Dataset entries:
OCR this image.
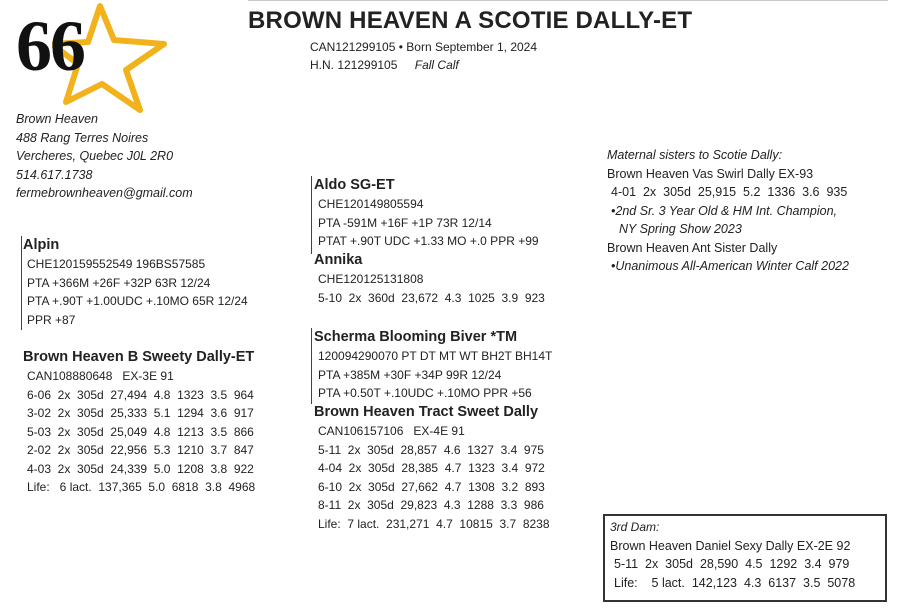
66	BROWN HEAVEN A SCOTIE DALLY-ET
CAN121299105 • Born September 1, 2024
H.N. 121299105 Fall Calf
Brown Heaven
488 Rang Terres Noires
Vercheres, Quebec J0L 2R0
514.617.1738
fermebrownheaven@gmail.com
Alpin
CHE120159552549 196BS57585
PTA +366M +26F +32P 63R 12/24
PTA +.90T +1.00UDC +.10MO 65R 12/24
PPR +87
Brown Heaven B Sweety Dally-ET
CAN108880648   EX-3E 91
6-06  2x  305d  27,494  4.8  1323  3.5  964
3-02  2x  305d  25,333  5.1  1294  3.6  917
5-03  2x  305d  25,049  4.8  1213  3.5  866
2-02  2x  305d  22,956  5.3  1210  3.7  847
4-03  2x  305d  24,339  5.0  1208  3.8  922
Life:   6 lact.  137,365  5.0  6818  3.8  4968
Aldo SG-ET
CHE120149805594
PTA -591M +16F +1P 73R 12/14
PTAT +.90T UDC +1.33 MO +.0 PPR +99
Annika
CHE120125131808
5-10  2x  360d  23,672  4.3  1025  3.9  923
Scherma Blooming Biver *TM
120094290070 PT DT MT WT BH2T BH14T
PTA +385M +30F +34P 99R 12/24
PTA +0.50T +.10UDC +.10MO PPR +56
Brown Heaven Tract Sweet Dally
CAN106157106   EX-4E 91
5-11  2x  305d  28,857  4.6  1327  3.4  975
4-04  2x  305d  28,385  4.7  1323  3.4  972
6-10  2x  305d  27,662  4.7  1308  3.2  893
8-11  2x  305d  29,823  4.3  1288  3.3  986
Life:  7 lact.  231,271  4.7  10815  3.7  8238
Maternal sisters to Scotie Dally:
Brown Heaven Vas Swirl Dally EX-93
4-01  2x  305d  25,915  5.2  1336  3.6  935
•2nd Sr. 3 Year Old & HM Int. Champion,
NY Spring Show 2023
Brown Heaven Ant Sister Dally
•Unanimous All-American Winter Calf 2022
3rd Dam:
Brown Heaven Daniel Sexy Dally EX-2E 92
5-11  2x  305d  28,590  4.5  1292  3.4  979
Life:    5 lact.  142,123  4.3  6137  3.5  5078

- DIRECTIONS: Are you able to set down all the lines above exactly, without any pictures?

- RIGHT ANSWER:
OCR this image.
66	BROWN HEAVEN A SCOTIE DALLY-ET
CAN121299105 • Born September 1, 2024
H.N. 121299105 Fall Calf
Brown Heaven
488 Rang Terres Noires
Vercheres, Quebec J0L 2R0
514.617.1738
fermebrownheaven@gmail.com
Alpin
CHE120159552549 196BS57585
PTA +366M +26F +32P 63R 12/24
PTA +.90T +1.00UDC +.10MO 65R 12/24
PPR +87
Brown Heaven B Sweety Dally-ET
CAN108880648   EX-3E 91
6-06  2x  305d  27,494  4.8  1323  3.5  964
3-02  2x  305d  25,333  5.1  1294  3.6  917
5-03  2x  305d  25,049  4.8  1213  3.5  866
2-02  2x  305d  22,956  5.3  1210  3.7  847
4-03  2x  305d  24,339  5.0  1208  3.8  922
Life:   6 lact.  137,365  5.0  6818  3.8  4968
Aldo SG-ET
CHE120149805594
PTA -591M +16F +1P 73R 12/14
PTAT +.90T UDC +1.33 MO +.0 PPR +99
Annika
CHE120125131808
5-10  2x  360d  23,672  4.3  1025  3.9  923
Scherma Blooming Biver *TM
120094290070 PT DT MT WT BH2T BH14T
PTA +385M +30F +34P 99R 12/24
PTA +0.50T +.10UDC +.10MO PPR +56
Brown Heaven Tract Sweet Dally
CAN106157106   EX-4E 91
5-11  2x  305d  28,857  4.6  1327  3.4  975
4-04  2x  305d  28,385  4.7  1323  3.4  972
6-10  2x  305d  27,662  4.7  1308  3.2  893
8-11  2x  305d  29,823  4.3  1288  3.3  986
Life:  7 lact.  231,271  4.7  10815  3.7  8238
Maternal sisters to Scotie Dally:
Brown Heaven Vas Swirl Dally EX-93
4-01  2x  305d  25,915  5.2  1336  3.6  935
•2nd Sr. 3 Year Old & HM Int. Champion,
NY Spring Show 2023
Brown Heaven Ant Sister Dally
•Unanimous All-American Winter Calf 2022
3rd Dam:
Brown Heaven Daniel Sexy Dally EX-2E 92
5-11  2x  305d  28,590  4.5  1292  3.4  979
Life:    5 lact.  142,123  4.3  6137  3.5  5078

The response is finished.